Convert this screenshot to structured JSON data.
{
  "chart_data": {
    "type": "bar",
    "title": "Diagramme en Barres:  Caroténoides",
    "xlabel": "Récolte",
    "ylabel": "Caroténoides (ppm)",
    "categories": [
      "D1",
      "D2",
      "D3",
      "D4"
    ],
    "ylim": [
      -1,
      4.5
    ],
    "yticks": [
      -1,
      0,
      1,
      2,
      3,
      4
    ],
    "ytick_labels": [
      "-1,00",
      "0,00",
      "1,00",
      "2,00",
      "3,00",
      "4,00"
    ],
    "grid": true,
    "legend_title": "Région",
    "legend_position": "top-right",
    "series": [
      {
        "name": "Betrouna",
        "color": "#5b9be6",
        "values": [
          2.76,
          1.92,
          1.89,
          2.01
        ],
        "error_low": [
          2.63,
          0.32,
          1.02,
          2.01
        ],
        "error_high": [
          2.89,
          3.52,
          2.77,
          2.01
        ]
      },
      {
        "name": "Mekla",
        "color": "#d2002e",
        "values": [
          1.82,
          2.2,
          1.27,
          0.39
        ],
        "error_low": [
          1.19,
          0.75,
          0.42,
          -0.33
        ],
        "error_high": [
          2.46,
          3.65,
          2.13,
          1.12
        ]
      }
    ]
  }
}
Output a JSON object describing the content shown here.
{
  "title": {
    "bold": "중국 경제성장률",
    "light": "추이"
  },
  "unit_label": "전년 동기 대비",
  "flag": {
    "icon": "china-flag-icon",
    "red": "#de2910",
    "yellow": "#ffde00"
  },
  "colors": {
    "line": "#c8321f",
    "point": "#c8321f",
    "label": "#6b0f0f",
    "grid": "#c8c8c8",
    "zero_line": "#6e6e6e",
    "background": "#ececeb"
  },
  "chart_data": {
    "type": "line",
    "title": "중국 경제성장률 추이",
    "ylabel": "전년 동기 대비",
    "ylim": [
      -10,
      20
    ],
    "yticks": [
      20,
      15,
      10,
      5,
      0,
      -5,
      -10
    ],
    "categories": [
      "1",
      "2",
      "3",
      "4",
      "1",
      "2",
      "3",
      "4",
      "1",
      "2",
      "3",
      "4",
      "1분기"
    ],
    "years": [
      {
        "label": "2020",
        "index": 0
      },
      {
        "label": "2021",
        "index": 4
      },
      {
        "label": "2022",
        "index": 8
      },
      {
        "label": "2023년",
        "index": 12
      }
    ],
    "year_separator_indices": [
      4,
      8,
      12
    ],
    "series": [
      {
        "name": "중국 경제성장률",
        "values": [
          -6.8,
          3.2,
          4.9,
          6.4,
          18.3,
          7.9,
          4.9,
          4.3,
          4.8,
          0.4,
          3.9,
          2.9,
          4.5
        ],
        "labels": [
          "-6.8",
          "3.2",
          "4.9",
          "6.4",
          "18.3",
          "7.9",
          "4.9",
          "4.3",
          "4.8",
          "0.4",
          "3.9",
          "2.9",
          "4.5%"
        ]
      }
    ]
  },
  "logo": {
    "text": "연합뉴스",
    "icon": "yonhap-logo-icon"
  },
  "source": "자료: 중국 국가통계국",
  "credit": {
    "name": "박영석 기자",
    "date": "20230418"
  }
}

____

Set problem:
All lines from the line containing "Output a JSON" through the end of the listing above are to be duplicated exactly; include both ends and nothing further.

Task solution:
Output a JSON object describing the content shown here.
{
  "title": {
    "bold": "중국 경제성장률",
    "light": "추이"
  },
  "unit_label": "전년 동기 대비",
  "flag": {
    "icon": "china-flag-icon",
    "red": "#de2910",
    "yellow": "#ffde00"
  },
  "colors": {
    "line": "#c8321f",
    "point": "#c8321f",
    "label": "#6b0f0f",
    "grid": "#c8c8c8",
    "zero_line": "#6e6e6e",
    "background": "#ececeb"
  },
  "chart_data": {
    "type": "line",
    "title": "중국 경제성장률 추이",
    "ylabel": "전년 동기 대비",
    "ylim": [
      -10,
      20
    ],
    "yticks": [
      20,
      15,
      10,
      5,
      0,
      -5,
      -10
    ],
    "categories": [
      "1",
      "2",
      "3",
      "4",
      "1",
      "2",
      "3",
      "4",
      "1",
      "2",
      "3",
      "4",
      "1분기"
    ],
    "years": [
      {
        "label": "2020",
        "index": 0
      },
      {
        "label": "2021",
        "index": 4
      },
      {
        "label": "2022",
        "index": 8
      },
      {
        "label": "2023년",
        "index": 12
      }
    ],
    "year_separator_indices": [
      4,
      8,
      12
    ],
    "series": [
      {
        "name": "중국 경제성장률",
        "values": [
          -6.8,
          3.2,
          4.9,
          6.4,
          18.3,
          7.9,
          4.9,
          4.3,
          4.8,
          0.4,
          3.9,
          2.9,
          4.5
        ],
        "labels": [
          "-6.8",
          "3.2",
          "4.9",
          "6.4",
          "18.3",
          "7.9",
          "4.9",
          "4.3",
          "4.8",
          "0.4",
          "3.9",
          "2.9",
          "4.5%"
        ]
      }
    ]
  },
  "logo": {
    "text": "연합뉴스",
    "icon": "yonhap-logo-icon"
  },
  "source": "자료: 중국 국가통계국",
  "credit": {
    "name": "박영석 기자",
    "date": "20230418"
  }
}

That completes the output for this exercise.